-- begin --
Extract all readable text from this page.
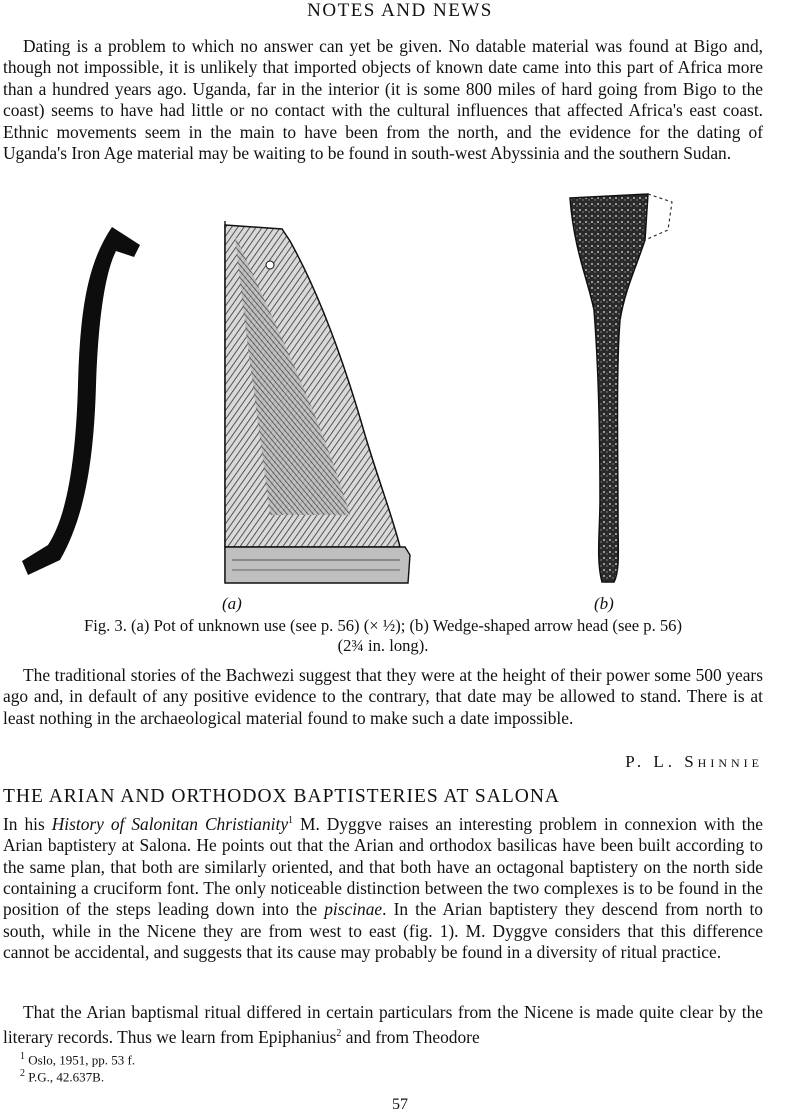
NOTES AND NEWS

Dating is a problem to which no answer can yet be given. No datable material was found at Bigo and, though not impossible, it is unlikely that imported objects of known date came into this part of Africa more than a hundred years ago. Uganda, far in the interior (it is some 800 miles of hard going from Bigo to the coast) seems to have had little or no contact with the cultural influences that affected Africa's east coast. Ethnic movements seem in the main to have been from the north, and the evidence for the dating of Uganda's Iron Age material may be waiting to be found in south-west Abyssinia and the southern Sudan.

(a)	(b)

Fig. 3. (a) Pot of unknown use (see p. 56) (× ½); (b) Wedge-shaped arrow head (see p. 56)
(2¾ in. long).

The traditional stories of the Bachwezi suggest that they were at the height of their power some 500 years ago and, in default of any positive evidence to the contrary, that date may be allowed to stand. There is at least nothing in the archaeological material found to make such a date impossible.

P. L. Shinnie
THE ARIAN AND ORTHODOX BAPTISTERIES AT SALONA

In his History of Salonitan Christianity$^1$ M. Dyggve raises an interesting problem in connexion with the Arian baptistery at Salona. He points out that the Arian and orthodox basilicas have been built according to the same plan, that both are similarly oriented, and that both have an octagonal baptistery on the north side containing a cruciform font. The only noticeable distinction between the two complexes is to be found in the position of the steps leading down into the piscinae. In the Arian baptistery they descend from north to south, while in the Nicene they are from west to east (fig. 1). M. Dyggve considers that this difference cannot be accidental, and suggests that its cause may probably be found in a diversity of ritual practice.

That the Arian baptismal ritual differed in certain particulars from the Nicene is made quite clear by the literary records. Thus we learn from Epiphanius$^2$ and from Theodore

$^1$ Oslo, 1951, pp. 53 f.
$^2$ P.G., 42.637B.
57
-- end --
-- begin --
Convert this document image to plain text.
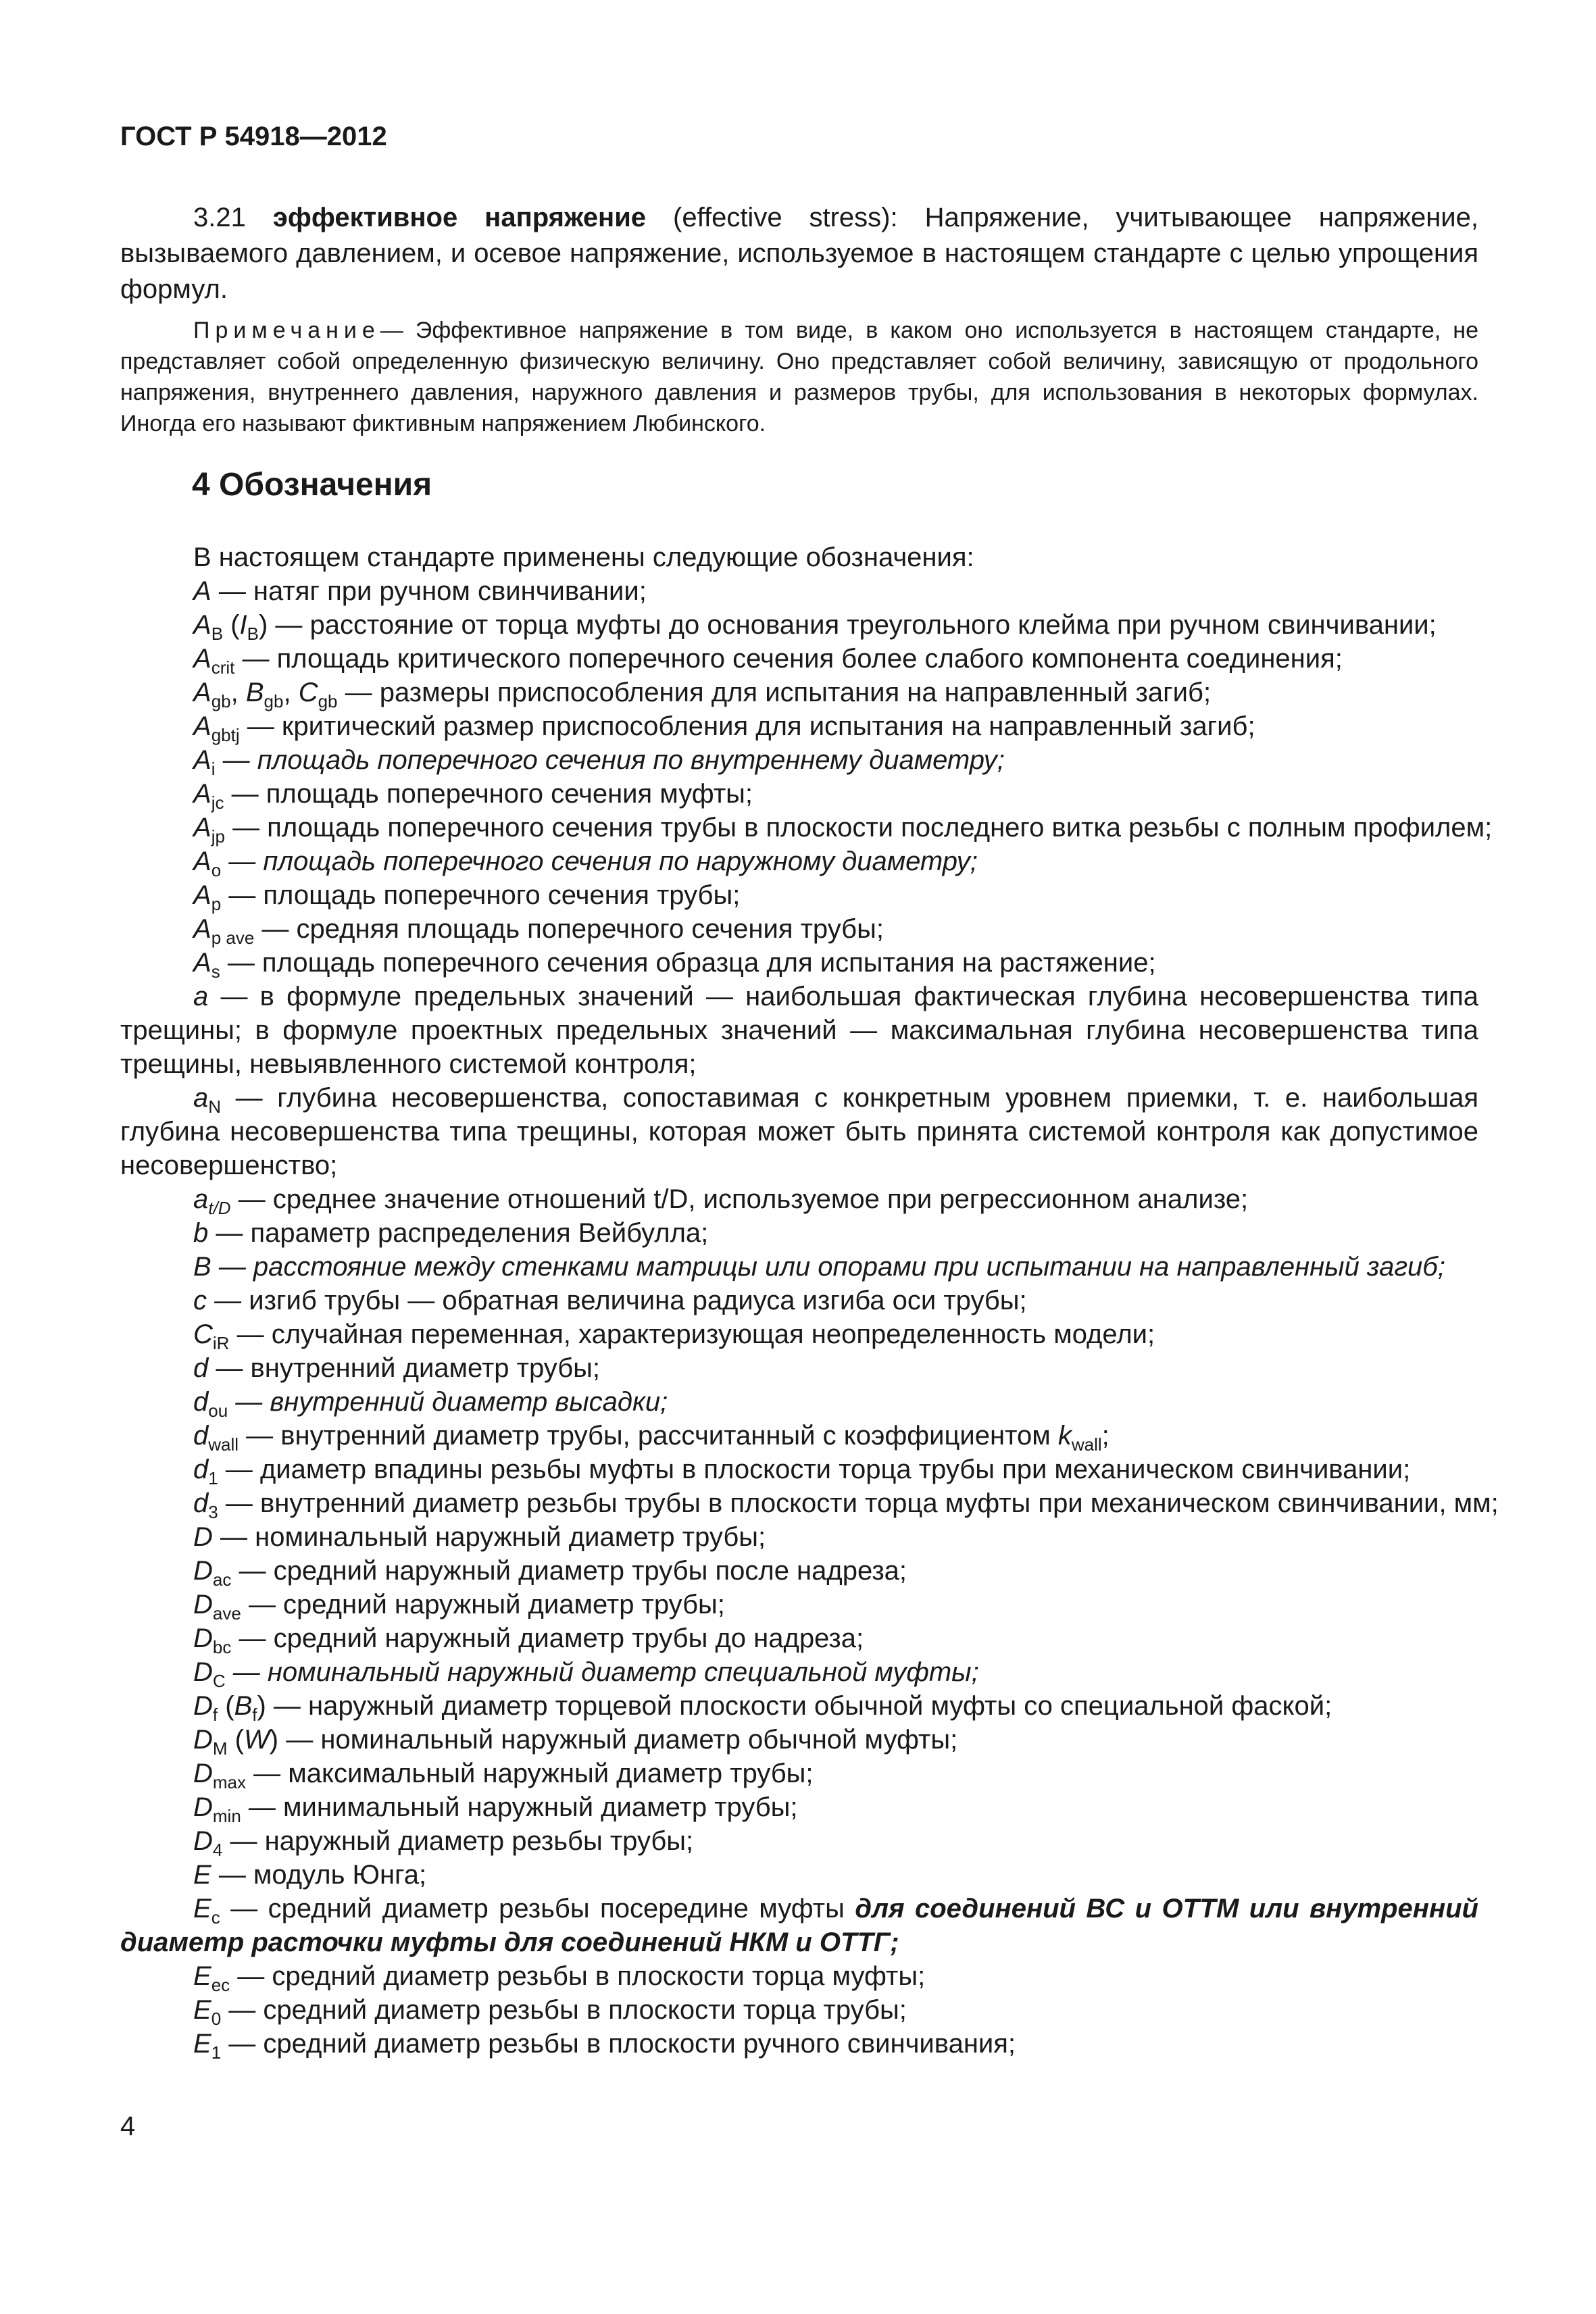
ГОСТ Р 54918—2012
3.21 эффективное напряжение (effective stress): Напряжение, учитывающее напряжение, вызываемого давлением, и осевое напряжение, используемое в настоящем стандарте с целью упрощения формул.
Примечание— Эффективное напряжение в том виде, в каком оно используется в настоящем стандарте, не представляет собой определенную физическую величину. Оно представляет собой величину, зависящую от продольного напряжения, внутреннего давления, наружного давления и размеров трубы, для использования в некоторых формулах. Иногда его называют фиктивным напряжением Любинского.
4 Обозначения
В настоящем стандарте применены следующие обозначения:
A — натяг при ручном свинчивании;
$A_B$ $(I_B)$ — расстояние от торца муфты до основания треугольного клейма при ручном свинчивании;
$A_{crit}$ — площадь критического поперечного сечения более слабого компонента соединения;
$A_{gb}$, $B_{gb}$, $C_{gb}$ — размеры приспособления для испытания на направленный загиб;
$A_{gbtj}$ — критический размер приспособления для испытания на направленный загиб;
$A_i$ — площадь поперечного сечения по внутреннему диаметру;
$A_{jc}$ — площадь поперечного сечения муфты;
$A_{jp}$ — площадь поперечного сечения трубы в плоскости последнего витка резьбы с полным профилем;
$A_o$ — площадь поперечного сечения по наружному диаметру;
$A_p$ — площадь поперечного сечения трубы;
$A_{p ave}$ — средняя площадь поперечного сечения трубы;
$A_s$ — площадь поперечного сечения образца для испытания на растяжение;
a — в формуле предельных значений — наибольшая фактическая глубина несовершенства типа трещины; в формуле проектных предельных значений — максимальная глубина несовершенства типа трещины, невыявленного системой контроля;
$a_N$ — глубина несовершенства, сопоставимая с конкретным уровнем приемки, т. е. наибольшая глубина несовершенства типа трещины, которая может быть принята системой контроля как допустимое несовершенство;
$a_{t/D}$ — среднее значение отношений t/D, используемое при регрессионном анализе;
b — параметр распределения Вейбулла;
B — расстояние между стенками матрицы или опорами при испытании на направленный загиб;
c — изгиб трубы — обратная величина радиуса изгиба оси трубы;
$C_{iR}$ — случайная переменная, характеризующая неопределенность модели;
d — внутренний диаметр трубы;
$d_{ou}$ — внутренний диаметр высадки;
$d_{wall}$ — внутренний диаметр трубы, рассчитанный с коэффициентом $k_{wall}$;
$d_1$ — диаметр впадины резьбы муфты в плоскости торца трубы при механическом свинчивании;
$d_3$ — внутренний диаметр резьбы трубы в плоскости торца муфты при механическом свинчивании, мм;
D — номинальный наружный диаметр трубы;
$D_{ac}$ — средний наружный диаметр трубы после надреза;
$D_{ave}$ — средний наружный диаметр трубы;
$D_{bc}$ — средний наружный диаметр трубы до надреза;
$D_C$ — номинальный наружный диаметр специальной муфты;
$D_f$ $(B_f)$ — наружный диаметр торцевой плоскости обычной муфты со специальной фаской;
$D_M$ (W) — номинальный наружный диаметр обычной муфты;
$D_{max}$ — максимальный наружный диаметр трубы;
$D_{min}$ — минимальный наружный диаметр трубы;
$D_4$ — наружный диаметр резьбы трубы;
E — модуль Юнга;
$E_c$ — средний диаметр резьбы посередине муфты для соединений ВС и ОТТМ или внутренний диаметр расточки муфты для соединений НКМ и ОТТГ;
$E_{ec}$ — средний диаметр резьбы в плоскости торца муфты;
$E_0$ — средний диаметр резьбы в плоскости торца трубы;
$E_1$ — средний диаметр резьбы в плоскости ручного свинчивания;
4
-- end --
-- begin --
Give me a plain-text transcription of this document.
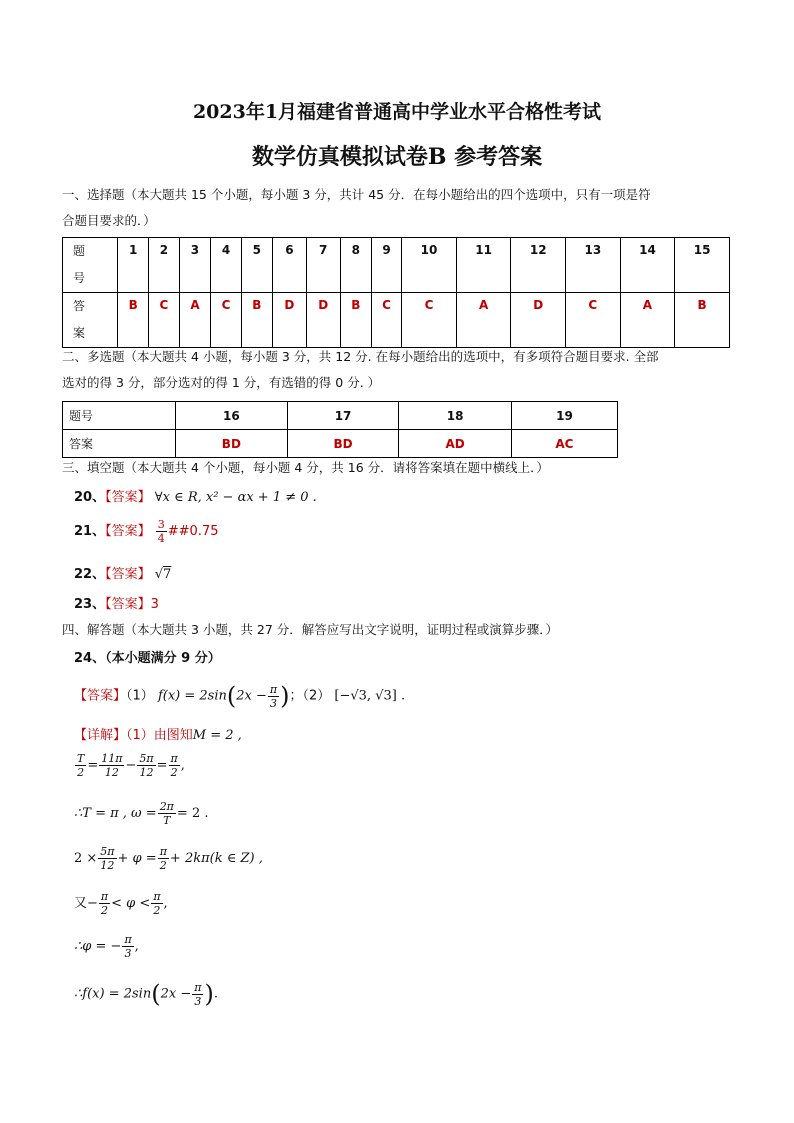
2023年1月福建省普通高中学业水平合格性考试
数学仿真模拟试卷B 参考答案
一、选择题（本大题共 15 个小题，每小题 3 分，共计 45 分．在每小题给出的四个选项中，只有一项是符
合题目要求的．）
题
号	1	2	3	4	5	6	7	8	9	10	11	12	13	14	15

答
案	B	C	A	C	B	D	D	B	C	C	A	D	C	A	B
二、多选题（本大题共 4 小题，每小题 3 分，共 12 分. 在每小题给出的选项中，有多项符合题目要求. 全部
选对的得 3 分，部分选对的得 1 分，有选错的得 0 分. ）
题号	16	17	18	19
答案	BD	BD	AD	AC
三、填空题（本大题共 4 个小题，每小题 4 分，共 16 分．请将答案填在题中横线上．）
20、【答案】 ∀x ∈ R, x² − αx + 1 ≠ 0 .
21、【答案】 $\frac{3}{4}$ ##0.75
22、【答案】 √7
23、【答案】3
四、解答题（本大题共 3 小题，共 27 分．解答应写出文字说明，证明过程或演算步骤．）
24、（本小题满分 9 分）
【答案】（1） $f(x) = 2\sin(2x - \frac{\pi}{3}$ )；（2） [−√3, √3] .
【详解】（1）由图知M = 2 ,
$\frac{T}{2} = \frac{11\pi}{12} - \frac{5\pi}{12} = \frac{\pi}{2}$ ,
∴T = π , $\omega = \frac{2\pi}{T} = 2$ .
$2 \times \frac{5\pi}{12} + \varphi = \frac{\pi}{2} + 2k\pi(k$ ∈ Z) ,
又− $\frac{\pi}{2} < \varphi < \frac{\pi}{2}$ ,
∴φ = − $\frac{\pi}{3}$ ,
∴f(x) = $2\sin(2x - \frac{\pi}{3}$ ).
-- end --
Identify and copy the lines holding the word "загиб".

$A_{gb}$, $B_{gb}$, $C_{gb}$ — размеры приспособления для испытания на направленный загиб;
$A_{gbtj}$ — критический размер приспособления для испытания на направленный загиб;
B — расстояние между стенками матрицы или опорами при испытании на направленный загиб;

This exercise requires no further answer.